GIVEN EXERCISE: Pull out every row below that contains the string "manufacturer", treating uppercase and lowercase letters as different.

PROVIDED MATERIAL:
- - - - -
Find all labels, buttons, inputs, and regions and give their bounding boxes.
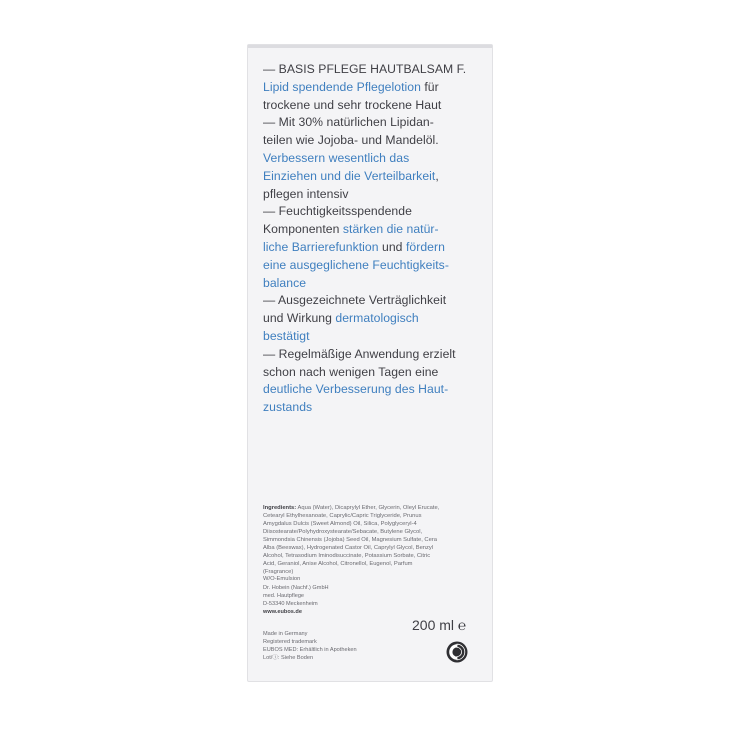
manufacturer-postal: D-53340 Meckenheim — [263, 600, 318, 607]
emulsion-type: W/O-Emulsion — [263, 576, 301, 583]
claim-text: — BASIS PFLEGE HAUTBALSAM F. — [263, 62, 467, 76]
claim-text: und Wirkung — [263, 311, 336, 326]
claim-highlight: bestätigt — [263, 328, 310, 343]
ingredients-line: Amygdalus Dulcis (Sweet Almond) Oil, Silica, Polyglyceryl-4 — [263, 520, 417, 527]
claim-line — [263, 239, 488, 257]
claim-highlight: liche Barrierefunktion — [263, 239, 379, 254]
claim-line — [263, 61, 488, 79]
claim-text: , — [435, 168, 439, 183]
claim-text: — Ausgezeichnete Verträglichkeit — [263, 293, 447, 308]
manufacturer-line: med. Hautpflege — [263, 592, 305, 599]
claim-text: trockene und sehr trockene Haut — [263, 97, 442, 112]
claim-line — [263, 150, 488, 168]
volume-label: 200 ml ℮ — [412, 617, 467, 633]
claim-line — [263, 203, 488, 221]
claim-text: pflegen intensiv — [263, 186, 349, 201]
product-box-back — [247, 44, 493, 682]
claim-line — [263, 399, 488, 417]
claim-text: und — [378, 239, 406, 254]
claim-line — [263, 221, 488, 239]
claim-line — [263, 168, 488, 186]
manufacturer-address — [263, 585, 383, 617]
ingredients-heading: Ingredients: — [263, 505, 297, 511]
claim-line — [263, 310, 488, 328]
ingredients-line: (Fragrance) — [263, 568, 294, 575]
ingredients-line: Ingredients: Aqua (Water), Dicaprylyl Ether, Glycerin, Oleyl Erucate, — [263, 505, 440, 511]
claim-highlight: stärken die natür- — [342, 222, 439, 237]
claim-line — [263, 346, 488, 364]
claim-highlight: balance — [263, 275, 307, 290]
claim-highlight: Lipid spendende Pflegelotion — [263, 79, 421, 94]
claim-line — [263, 364, 488, 382]
product-claims — [263, 61, 488, 417]
green-dot-recycling-icon — [446, 641, 468, 663]
claim-highlight: fördern — [405, 239, 445, 254]
claim-highlight: eine ausgeglichene Feuchtigkeits- — [263, 257, 449, 272]
ingredients-line: Cetearyl Ethylhexanoate, Caprylic/Capric Triglyceride, Prunus — [263, 512, 422, 519]
box-top-edge — [248, 45, 492, 48]
claim-text: teilen wie Jojoba- und Mandelöl. — [263, 133, 439, 148]
claim-highlight: Verbessern wesentlich das — [263, 150, 410, 165]
ingredients-line: Alcohol, Tetrasodium Iminodisuccinate, Potassium Sorbate, Citric — [263, 552, 431, 559]
origin: Made in Germany — [263, 631, 308, 637]
claim-line — [263, 132, 488, 150]
ingredients-line: Diisostearate/Polyhydroxystearate/Sebacate, Butylene Glycol, — [263, 528, 423, 535]
claim-text: Komponenten — [263, 222, 343, 237]
claim-line — [263, 328, 488, 346]
claim-line — [263, 114, 488, 132]
claim-line — [263, 97, 488, 115]
claim-highlight: Einziehen und die Verteilbarkeit — [263, 168, 436, 183]
claim-line — [263, 79, 488, 97]
claim-text: — Regelmäßige Anwendung erzielt — [263, 346, 456, 361]
ingredients-line: Acid, Geraniol, Anise Alcohol, Citronellol, Eugenol, Parfum — [263, 560, 413, 567]
manufacturer-name: Dr. Hobein (Nachf.) GmbH — [263, 585, 329, 591]
claim-highlight: deutliche Verbesserung des Haut- — [263, 382, 449, 397]
packaging-info — [263, 631, 403, 663]
claim-line — [263, 275, 488, 293]
claim-text: — Mit 30% natürlichen Lipidan- — [263, 115, 434, 130]
claim-line — [263, 186, 488, 204]
ingredients-line: Alba (Beeswax), Hydrogenated Castor Oil, Caprylyl Glycol, Benzyl — [263, 544, 434, 551]
claim-line — [263, 292, 488, 310]
claim-highlight: dermatologisch — [335, 311, 419, 326]
availability: EUBOS MED: Erhältlich in Apotheken — [263, 646, 357, 653]
lot-info: Lot/ⓘ: Siehe Boden — [263, 654, 314, 661]
claim-line — [263, 381, 488, 399]
manufacturer-website: www.eubos.de — [263, 608, 302, 615]
claim-text: — Feuchtigkeitsspendende — [263, 204, 412, 219]
claim-line — [263, 257, 488, 275]
ingredients-line: Simmondsia Chinensis (Jojoba) Seed Oil, Magnesium Sulfate, Cera — [263, 536, 437, 543]
ingredients-list — [263, 505, 473, 584]
trademark: Registered trademark — [263, 638, 317, 645]
claim-highlight: zustands — [263, 400, 313, 415]
claim-text: schon nach wenigen Tagen eine — [263, 364, 439, 379]
claim-text: für — [420, 79, 439, 94]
- - - - -
FINAL RESULT:
manufacturer-postal: D-53340 Meckenheim — [263, 600, 318, 607]
manufacturer-line: med. Hautpflege — [263, 592, 305, 599]
manufacturer-address — [263, 585, 383, 617]
manufacturer-name: Dr. Hobein (Nachf.) GmbH — [263, 585, 329, 591]
manufacturer-website: www.eubos.de — [263, 608, 302, 615]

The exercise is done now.